## Begin MATERIAL SUPPLIED

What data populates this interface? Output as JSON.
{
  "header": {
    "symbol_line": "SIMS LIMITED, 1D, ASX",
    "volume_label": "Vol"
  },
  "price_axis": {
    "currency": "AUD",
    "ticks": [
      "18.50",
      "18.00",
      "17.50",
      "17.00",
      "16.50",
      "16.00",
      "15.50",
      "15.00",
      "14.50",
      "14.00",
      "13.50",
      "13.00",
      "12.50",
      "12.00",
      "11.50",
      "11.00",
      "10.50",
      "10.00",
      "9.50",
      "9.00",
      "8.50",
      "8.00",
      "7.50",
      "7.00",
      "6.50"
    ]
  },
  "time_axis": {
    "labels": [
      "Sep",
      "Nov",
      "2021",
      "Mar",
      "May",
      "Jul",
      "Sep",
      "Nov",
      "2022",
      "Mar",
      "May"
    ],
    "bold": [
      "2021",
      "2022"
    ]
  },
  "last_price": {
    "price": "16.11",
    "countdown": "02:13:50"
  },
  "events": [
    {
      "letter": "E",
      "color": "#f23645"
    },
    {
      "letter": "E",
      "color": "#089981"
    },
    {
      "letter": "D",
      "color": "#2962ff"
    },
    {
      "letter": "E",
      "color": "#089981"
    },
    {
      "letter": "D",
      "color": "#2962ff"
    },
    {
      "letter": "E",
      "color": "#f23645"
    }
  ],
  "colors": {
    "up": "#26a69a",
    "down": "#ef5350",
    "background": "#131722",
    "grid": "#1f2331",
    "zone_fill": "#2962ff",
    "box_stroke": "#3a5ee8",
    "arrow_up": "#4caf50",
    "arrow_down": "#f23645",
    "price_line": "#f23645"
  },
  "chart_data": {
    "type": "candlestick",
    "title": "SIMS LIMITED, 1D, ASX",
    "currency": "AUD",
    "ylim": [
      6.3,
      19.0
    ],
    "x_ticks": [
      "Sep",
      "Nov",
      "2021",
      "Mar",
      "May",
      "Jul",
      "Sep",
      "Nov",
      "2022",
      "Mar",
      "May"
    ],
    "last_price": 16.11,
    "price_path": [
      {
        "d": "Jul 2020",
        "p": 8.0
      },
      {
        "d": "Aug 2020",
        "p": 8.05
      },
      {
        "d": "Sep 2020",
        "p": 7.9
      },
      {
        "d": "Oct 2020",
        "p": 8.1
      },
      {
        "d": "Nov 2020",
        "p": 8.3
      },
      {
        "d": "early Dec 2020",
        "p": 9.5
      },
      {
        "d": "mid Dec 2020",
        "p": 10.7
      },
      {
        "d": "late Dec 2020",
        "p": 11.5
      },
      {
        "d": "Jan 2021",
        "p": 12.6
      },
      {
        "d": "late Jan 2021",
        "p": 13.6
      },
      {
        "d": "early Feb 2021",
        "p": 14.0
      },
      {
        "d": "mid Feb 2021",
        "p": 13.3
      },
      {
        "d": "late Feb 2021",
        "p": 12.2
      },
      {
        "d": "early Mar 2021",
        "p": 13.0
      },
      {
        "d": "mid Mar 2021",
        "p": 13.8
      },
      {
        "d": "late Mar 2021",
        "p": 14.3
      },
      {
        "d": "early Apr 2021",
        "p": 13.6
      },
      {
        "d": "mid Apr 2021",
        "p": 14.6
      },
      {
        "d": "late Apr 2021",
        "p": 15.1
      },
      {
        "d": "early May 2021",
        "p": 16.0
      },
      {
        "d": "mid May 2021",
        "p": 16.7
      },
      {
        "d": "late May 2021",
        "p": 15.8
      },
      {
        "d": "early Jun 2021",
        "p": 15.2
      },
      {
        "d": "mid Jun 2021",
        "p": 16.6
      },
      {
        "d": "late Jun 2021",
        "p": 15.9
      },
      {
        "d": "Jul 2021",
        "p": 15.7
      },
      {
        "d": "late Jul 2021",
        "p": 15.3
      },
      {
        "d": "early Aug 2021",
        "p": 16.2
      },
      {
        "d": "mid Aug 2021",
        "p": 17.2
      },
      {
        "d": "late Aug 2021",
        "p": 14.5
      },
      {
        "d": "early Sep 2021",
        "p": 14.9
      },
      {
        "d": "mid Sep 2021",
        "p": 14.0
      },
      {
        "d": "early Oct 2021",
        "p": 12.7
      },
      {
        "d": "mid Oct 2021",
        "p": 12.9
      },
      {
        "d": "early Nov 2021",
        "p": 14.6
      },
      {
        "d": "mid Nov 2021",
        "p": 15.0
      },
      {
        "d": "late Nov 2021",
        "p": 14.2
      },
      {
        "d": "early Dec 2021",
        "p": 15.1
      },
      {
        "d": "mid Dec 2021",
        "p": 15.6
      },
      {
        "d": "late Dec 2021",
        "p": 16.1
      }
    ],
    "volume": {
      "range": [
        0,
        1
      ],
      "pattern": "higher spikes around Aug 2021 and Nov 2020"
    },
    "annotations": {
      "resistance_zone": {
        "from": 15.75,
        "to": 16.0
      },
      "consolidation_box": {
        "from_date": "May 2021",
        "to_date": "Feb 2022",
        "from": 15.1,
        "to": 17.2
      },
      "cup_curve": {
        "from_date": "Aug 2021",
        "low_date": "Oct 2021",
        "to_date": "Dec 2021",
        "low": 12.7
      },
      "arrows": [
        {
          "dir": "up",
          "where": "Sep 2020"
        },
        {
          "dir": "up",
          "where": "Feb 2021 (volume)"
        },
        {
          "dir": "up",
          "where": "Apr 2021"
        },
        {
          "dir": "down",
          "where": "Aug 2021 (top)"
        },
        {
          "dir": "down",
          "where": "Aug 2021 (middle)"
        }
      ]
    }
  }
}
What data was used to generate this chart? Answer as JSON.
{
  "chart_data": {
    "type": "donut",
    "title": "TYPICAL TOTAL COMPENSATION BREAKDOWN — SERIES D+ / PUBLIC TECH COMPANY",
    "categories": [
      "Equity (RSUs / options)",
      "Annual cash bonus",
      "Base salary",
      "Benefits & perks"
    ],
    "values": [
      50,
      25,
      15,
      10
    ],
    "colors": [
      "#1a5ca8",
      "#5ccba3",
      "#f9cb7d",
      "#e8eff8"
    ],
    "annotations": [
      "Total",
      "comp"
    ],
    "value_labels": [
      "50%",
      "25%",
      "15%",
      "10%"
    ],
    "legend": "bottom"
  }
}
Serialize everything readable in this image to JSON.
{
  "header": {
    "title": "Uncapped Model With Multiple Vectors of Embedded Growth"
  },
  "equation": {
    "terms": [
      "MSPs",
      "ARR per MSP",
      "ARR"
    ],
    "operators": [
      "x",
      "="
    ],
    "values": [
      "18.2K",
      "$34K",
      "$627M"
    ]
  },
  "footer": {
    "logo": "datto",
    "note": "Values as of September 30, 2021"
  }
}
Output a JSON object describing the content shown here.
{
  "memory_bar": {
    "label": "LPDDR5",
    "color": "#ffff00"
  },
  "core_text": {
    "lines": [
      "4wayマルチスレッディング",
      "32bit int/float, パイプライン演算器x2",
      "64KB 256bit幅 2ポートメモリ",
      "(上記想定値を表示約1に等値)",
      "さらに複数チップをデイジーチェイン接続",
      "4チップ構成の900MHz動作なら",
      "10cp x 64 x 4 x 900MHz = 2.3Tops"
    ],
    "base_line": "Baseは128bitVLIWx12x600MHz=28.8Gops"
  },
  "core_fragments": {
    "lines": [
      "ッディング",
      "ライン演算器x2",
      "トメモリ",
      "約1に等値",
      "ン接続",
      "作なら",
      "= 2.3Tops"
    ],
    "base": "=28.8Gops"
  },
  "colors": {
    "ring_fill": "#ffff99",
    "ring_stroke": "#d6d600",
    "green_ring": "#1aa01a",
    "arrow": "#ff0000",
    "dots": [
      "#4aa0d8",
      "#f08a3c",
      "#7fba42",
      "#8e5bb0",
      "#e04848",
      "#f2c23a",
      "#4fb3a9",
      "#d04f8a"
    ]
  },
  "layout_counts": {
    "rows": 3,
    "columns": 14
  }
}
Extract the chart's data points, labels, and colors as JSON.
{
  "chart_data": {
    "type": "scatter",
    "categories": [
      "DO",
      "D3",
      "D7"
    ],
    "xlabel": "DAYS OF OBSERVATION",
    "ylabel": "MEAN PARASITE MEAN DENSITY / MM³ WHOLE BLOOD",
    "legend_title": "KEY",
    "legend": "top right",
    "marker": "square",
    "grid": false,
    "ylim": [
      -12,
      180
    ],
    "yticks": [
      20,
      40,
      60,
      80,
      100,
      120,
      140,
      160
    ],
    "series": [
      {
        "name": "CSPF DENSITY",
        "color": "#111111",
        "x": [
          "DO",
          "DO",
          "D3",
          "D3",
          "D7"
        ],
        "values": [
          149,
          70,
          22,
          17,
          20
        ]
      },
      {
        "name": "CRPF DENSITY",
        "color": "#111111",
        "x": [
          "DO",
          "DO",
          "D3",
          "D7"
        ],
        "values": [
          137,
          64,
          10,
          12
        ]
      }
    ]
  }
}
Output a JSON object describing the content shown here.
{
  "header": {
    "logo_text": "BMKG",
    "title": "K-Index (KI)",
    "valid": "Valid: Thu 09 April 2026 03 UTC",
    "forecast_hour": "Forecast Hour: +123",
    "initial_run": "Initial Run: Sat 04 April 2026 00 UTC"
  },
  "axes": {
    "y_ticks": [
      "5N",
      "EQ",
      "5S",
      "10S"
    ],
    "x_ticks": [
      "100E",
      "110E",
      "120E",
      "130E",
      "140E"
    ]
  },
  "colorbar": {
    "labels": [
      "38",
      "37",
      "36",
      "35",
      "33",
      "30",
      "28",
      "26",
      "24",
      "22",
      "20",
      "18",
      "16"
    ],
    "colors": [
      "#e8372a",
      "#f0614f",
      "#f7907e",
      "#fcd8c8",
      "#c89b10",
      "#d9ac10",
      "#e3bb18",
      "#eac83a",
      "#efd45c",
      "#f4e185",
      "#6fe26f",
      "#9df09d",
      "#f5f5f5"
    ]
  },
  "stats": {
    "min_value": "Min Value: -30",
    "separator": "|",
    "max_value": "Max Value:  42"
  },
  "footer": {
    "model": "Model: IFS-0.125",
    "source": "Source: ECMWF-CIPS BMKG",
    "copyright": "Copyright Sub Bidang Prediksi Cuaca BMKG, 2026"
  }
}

## End MATERIAL SUPPLIED

(EXERCISE TASK)
Find how many lines of the material carry the string "early". Only the number should be in the answer.

(THE COMPLETED TASK)
11